Of the lines in the records that follow, how many include the word "грудью"? Answer with a bare number.
## Start Material shown
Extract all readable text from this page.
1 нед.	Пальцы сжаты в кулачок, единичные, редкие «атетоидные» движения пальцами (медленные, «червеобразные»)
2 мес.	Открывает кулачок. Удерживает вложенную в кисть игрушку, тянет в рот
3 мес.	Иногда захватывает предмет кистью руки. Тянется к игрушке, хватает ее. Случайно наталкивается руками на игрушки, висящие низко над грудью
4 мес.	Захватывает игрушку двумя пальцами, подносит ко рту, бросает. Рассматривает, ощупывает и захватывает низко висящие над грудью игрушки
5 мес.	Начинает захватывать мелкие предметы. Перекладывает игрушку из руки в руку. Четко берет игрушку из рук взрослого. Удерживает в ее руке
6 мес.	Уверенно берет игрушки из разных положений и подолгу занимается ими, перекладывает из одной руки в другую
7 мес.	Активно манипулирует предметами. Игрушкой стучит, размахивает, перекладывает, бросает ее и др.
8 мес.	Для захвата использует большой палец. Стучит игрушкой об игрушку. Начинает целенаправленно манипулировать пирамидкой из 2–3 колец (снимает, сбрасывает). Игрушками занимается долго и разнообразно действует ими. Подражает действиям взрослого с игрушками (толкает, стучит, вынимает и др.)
## End Material shown
● Full response:
2